= Instruction =
Transcribe exactly the lines from the one holding "Convert this document image to plain text." to the end of the data below, including both of those lines and no others.

═══ Records for this task

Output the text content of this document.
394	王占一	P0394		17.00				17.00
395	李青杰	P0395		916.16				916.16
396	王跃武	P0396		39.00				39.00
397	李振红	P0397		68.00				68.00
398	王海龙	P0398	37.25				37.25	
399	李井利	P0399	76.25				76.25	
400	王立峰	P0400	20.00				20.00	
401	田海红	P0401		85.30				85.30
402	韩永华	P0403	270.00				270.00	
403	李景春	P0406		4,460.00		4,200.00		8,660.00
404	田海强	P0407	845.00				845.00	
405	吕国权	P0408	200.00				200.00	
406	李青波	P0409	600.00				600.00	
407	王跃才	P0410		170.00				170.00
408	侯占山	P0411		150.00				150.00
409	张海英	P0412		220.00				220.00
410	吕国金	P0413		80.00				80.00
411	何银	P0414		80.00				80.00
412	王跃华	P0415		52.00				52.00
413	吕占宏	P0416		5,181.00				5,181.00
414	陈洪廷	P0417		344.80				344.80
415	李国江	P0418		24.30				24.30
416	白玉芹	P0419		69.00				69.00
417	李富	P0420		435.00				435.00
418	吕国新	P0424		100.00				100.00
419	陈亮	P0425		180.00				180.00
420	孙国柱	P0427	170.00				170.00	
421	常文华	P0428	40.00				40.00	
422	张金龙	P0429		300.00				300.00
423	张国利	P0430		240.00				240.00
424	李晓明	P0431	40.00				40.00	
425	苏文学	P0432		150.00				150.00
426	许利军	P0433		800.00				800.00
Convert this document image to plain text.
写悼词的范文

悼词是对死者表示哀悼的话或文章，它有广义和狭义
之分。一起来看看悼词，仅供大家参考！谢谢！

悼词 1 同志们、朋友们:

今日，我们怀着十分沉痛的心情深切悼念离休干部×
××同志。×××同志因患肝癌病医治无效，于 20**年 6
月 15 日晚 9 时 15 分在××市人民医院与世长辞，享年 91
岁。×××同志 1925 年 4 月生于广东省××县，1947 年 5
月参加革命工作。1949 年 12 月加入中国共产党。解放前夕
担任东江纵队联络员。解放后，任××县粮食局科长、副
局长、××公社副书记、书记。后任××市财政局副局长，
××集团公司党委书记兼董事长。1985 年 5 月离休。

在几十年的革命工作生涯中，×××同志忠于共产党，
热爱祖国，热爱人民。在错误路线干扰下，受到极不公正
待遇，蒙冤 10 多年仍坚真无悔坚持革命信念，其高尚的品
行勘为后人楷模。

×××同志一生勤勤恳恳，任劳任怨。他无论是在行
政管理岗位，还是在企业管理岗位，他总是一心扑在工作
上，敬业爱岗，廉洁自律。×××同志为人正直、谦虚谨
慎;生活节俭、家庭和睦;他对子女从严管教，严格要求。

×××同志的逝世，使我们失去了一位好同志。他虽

══════

= Reply to the exercise =
Convert this document image to plain text.
写悼词的范文

悼词是对死者表示哀悼的话或文章，它有广义和狭义
之分。一起来看看悼词，仅供大家参考！谢谢！

悼词 1 同志们、朋友们:

今日，我们怀着十分沉痛的心情深切悼念离休干部×
××同志。×××同志因患肝癌病医治无效，于 20**年 6
月 15 日晚 9 时 15 分在××市人民医院与世长辞，享年 91
岁。×××同志 1925 年 4 月生于广东省××县，1947 年 5
月参加革命工作。1949 年 12 月加入中国共产党。解放前夕
担任东江纵队联络员。解放后，任××县粮食局科长、副
局长、××公社副书记、书记。后任××市财政局副局长，
××集团公司党委书记兼董事长。1985 年 5 月离休。

在几十年的革命工作生涯中，×××同志忠于共产党，
热爱祖国，热爱人民。在错误路线干扰下，受到极不公正
待遇，蒙冤 10 多年仍坚真无悔坚持革命信念，其高尚的品
行勘为后人楷模。

×××同志一生勤勤恳恳，任劳任怨。他无论是在行
政管理岗位，还是在企业管理岗位，他总是一心扑在工作
上，敬业爱岗，廉洁自律。×××同志为人正直、谦虚谨
慎;生活节俭、家庭和睦;他对子女从严管教，严格要求。

×××同志的逝世，使我们失去了一位好同志。他虽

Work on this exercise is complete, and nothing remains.